Listing:
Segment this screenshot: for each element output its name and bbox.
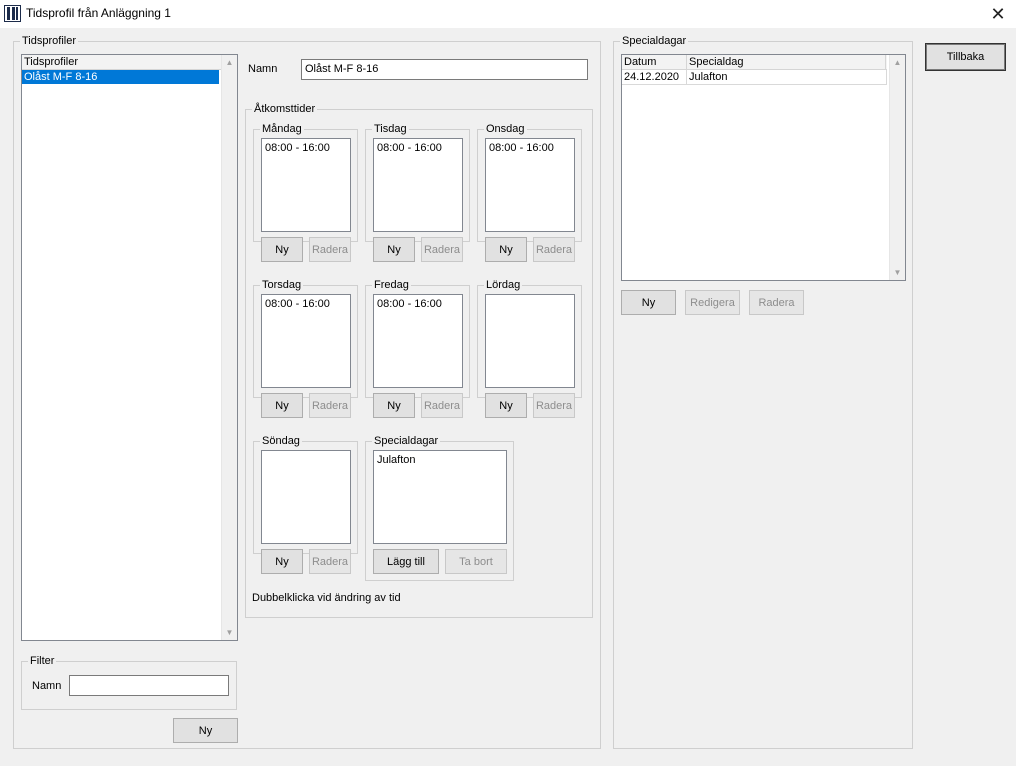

...

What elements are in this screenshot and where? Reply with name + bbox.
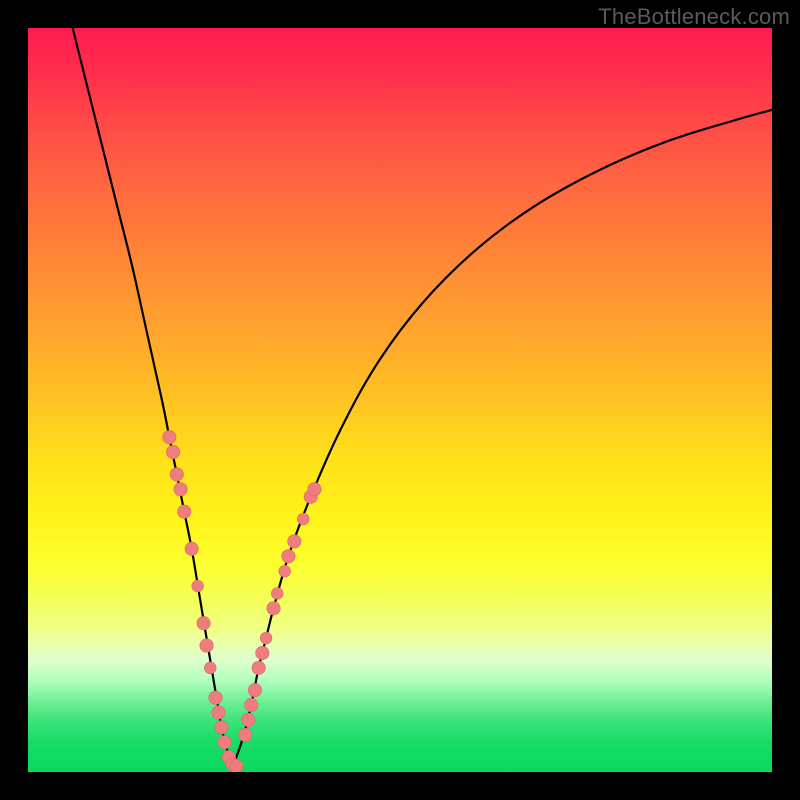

==

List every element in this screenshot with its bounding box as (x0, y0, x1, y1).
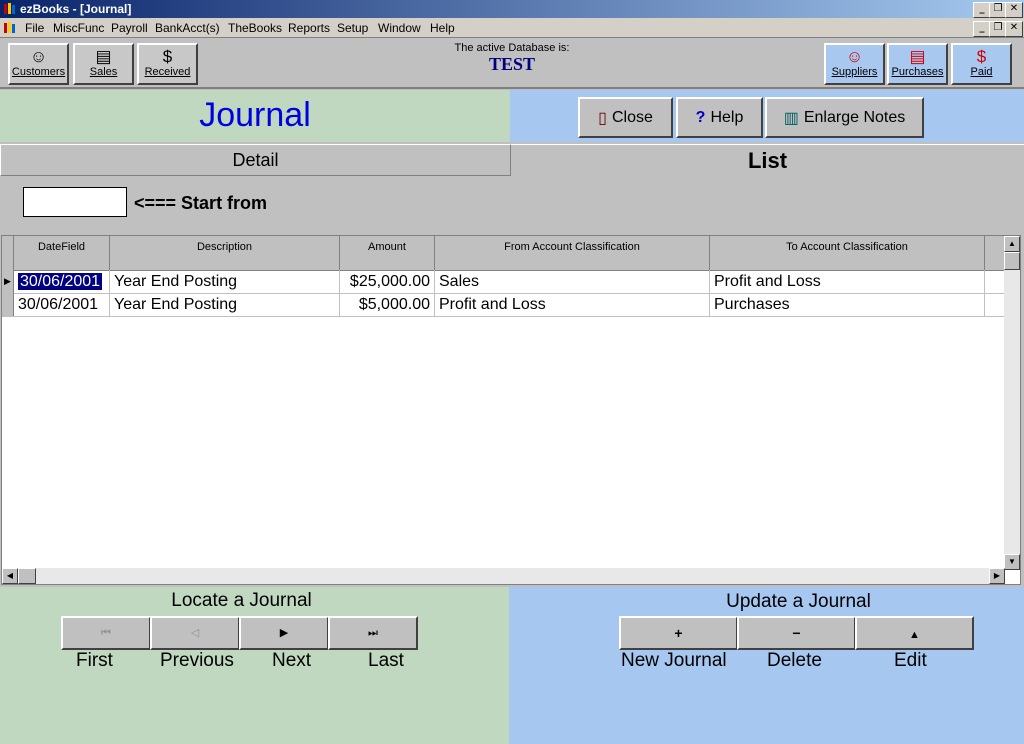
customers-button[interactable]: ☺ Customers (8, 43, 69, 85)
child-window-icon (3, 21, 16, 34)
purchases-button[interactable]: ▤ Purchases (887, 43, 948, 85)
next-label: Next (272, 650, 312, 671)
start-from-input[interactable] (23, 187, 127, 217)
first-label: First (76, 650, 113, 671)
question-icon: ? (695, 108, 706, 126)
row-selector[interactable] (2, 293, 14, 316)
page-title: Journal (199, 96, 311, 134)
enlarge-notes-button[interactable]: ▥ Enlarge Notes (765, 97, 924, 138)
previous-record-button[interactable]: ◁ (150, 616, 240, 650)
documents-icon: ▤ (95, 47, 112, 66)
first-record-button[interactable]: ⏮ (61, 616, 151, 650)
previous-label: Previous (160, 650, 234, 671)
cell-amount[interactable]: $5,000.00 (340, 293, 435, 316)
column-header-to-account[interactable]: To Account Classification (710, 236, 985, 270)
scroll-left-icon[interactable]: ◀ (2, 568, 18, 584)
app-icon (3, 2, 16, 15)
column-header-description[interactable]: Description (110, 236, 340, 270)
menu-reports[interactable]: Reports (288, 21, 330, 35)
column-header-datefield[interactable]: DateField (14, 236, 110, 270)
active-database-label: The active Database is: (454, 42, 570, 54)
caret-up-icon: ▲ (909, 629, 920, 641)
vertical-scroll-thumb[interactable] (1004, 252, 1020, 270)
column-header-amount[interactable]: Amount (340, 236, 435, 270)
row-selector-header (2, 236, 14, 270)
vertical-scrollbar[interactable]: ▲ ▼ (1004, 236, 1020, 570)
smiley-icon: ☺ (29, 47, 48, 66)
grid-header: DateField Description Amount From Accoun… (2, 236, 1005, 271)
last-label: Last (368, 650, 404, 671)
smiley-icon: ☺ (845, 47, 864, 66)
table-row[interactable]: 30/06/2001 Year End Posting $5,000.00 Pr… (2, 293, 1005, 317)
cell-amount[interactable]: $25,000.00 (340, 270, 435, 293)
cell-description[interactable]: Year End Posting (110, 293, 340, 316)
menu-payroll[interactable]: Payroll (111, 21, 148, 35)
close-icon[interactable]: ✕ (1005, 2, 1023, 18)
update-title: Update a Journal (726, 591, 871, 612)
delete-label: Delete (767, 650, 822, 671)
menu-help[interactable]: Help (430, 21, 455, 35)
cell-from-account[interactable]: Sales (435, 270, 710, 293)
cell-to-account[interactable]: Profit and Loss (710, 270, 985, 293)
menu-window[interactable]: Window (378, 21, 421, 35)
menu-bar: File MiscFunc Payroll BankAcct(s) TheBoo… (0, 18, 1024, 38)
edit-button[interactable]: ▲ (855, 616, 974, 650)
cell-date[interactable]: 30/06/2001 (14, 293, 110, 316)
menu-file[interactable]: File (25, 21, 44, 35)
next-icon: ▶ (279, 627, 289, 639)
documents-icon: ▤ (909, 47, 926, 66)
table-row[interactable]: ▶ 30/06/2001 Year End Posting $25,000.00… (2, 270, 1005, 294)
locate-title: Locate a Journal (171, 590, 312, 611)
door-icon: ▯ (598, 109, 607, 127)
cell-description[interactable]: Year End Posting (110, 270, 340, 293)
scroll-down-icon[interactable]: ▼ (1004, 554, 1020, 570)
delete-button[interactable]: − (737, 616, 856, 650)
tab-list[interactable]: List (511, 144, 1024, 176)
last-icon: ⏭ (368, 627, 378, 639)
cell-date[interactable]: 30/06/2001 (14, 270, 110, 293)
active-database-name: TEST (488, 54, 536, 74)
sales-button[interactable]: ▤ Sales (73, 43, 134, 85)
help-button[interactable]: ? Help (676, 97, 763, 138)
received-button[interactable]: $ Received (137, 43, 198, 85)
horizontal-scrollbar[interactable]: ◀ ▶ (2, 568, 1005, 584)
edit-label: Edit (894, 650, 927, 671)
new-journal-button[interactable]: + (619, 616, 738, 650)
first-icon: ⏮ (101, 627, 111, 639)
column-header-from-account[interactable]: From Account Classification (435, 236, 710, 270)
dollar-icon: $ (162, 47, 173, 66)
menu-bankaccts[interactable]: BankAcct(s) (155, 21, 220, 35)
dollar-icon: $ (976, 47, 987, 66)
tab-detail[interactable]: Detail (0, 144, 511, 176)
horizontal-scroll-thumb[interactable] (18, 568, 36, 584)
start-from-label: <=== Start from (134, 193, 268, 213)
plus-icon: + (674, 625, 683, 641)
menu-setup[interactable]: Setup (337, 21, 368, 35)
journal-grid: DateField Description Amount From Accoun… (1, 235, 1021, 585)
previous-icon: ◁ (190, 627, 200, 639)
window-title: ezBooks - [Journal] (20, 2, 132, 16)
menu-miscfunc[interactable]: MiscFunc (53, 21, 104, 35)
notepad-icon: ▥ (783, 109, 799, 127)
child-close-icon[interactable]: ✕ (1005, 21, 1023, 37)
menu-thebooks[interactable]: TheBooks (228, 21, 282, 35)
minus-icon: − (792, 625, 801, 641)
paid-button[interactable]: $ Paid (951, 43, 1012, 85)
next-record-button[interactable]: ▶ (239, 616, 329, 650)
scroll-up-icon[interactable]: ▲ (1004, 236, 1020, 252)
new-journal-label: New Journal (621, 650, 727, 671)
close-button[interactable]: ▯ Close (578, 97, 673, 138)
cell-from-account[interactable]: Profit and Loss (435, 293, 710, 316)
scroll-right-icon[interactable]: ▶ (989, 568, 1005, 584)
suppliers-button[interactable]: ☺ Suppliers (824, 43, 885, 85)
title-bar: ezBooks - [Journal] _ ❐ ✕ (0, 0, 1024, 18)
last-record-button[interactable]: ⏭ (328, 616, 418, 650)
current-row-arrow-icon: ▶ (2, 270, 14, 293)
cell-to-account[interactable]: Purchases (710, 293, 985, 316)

Given task:
Express the lines from the one with "List every element" to the one with "smiley-icon: ☺ (29, 47, 48, 66)", inclusive, as a two-column CSV with the headers instruction and response, one row for each instruction alongside its response. Put each field in quotes, replace line breaks with spaces, and leave the pictures out.

Full answer:
instruction,response
"List every element in this screenshot with its bounding box as (x0, y0, x1, y1).","customers-button[interactable]: ☺ Customers (8, 43, 69, 85) child-window-icon (3, 21, 16, 34) purchases-button[interactable]: ▤ Purchases (887, 43, 948, 85) next-label: Next (272, 650, 312, 671) start-from-input[interactable] (23, 187, 127, 217) first-label: First (76, 650, 113, 671) question-icon: ? (695, 108, 706, 126) row-selector[interactable] (2, 293, 14, 316) page-title: Journal (199, 96, 311, 134) enlarge-notes-button[interactable]: ▥ Enlarge Notes (765, 97, 924, 138) previous-record-button[interactable]: ◁ (150, 616, 240, 650) documents-icon: ▤ (95, 47, 112, 66) first-record-button[interactable]: ⏮ (61, 616, 151, 650) previous-label: Previous (160, 650, 234, 671) cell-amount[interactable]: $5,000.00 (340, 293, 435, 316) column-header-to-account[interactable]: To Account Classification (710, 236, 985, 270) scroll-left-icon[interactable]: ◀ (2, 568, 18, 584) app-icon (3, 2, 16, 15) column-header-description[interactable]: Description (110, 236, 340, 270) menu-reports[interactable]: Reports (288, 21, 330, 35) column-header-datefield[interactable]: DateField (14, 236, 110, 270) active-database-label: The active Database is: (454, 42, 570, 54) caret-up-icon: ▲ (909, 629, 920, 641) vertical-scroll-thumb[interactable] (1004, 252, 1020, 270) column-header-amount[interactable]: Amount (340, 236, 435, 270) row-selector-header (2, 236, 14, 270) vertical-scrollbar[interactable]: ▲ ▼ (1004, 236, 1020, 570) smiley-icon: ☺ (29, 47, 48, 66)"